**TASK BRIEF:** Copy all the material that follows, keeping every character the same.

##############################

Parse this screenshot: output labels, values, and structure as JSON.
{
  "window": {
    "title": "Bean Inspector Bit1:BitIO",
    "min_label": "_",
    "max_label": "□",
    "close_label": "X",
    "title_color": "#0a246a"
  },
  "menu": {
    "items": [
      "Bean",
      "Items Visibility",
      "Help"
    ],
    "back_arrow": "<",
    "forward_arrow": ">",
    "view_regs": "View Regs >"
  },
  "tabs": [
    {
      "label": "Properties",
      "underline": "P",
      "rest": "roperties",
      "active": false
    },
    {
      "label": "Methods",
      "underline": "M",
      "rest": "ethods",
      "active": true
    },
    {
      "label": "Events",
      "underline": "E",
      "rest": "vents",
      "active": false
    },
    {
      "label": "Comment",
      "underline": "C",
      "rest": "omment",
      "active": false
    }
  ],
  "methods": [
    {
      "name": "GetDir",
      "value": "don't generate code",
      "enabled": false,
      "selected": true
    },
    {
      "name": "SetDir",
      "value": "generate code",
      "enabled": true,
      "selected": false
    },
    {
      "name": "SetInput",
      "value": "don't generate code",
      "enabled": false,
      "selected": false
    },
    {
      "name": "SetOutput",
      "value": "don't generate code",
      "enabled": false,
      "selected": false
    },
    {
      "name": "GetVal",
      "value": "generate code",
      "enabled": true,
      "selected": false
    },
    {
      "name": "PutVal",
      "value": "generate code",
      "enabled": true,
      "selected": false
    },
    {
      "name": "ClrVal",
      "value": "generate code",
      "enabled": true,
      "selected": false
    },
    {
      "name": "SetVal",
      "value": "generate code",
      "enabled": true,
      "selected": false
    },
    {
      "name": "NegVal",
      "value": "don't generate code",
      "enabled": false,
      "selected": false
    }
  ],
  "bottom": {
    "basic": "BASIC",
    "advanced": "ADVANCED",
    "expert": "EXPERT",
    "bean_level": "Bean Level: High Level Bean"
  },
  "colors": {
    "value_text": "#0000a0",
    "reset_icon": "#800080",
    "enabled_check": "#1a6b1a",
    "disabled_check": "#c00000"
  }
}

##############################

**REPLY:**
Parse this screenshot: output labels, values, and structure as JSON.
{
  "window": {
    "title": "Bean Inspector Bit1:BitIO",
    "min_label": "_",
    "max_label": "□",
    "close_label": "X",
    "title_color": "#0a246a"
  },
  "menu": {
    "items": [
      "Bean",
      "Items Visibility",
      "Help"
    ],
    "back_arrow": "<",
    "forward_arrow": ">",
    "view_regs": "View Regs >"
  },
  "tabs": [
    {
      "label": "Properties",
      "underline": "P",
      "rest": "roperties",
      "active": false
    },
    {
      "label": "Methods",
      "underline": "M",
      "rest": "ethods",
      "active": true
    },
    {
      "label": "Events",
      "underline": "E",
      "rest": "vents",
      "active": false
    },
    {
      "label": "Comment",
      "underline": "C",
      "rest": "omment",
      "active": false
    }
  ],
  "methods": [
    {
      "name": "GetDir",
      "value": "don't generate code",
      "enabled": false,
      "selected": true
    },
    {
      "name": "SetDir",
      "value": "generate code",
      "enabled": true,
      "selected": false
    },
    {
      "name": "SetInput",
      "value": "don't generate code",
      "enabled": false,
      "selected": false
    },
    {
      "name": "SetOutput",
      "value": "don't generate code",
      "enabled": false,
      "selected": false
    },
    {
      "name": "GetVal",
      "value": "generate code",
      "enabled": true,
      "selected": false
    },
    {
      "name": "PutVal",
      "value": "generate code",
      "enabled": true,
      "selected": false
    },
    {
      "name": "ClrVal",
      "value": "generate code",
      "enabled": true,
      "selected": false
    },
    {
      "name": "SetVal",
      "value": "generate code",
      "enabled": true,
      "selected": false
    },
    {
      "name": "NegVal",
      "value": "don't generate code",
      "enabled": false,
      "selected": false
    }
  ],
  "bottom": {
    "basic": "BASIC",
    "advanced": "ADVANCED",
    "expert": "EXPERT",
    "bean_level": "Bean Level: High Level Bean"
  },
  "colors": {
    "value_text": "#0000a0",
    "reset_icon": "#800080",
    "enabled_check": "#1a6b1a",
    "disabled_check": "#c00000"
  }
}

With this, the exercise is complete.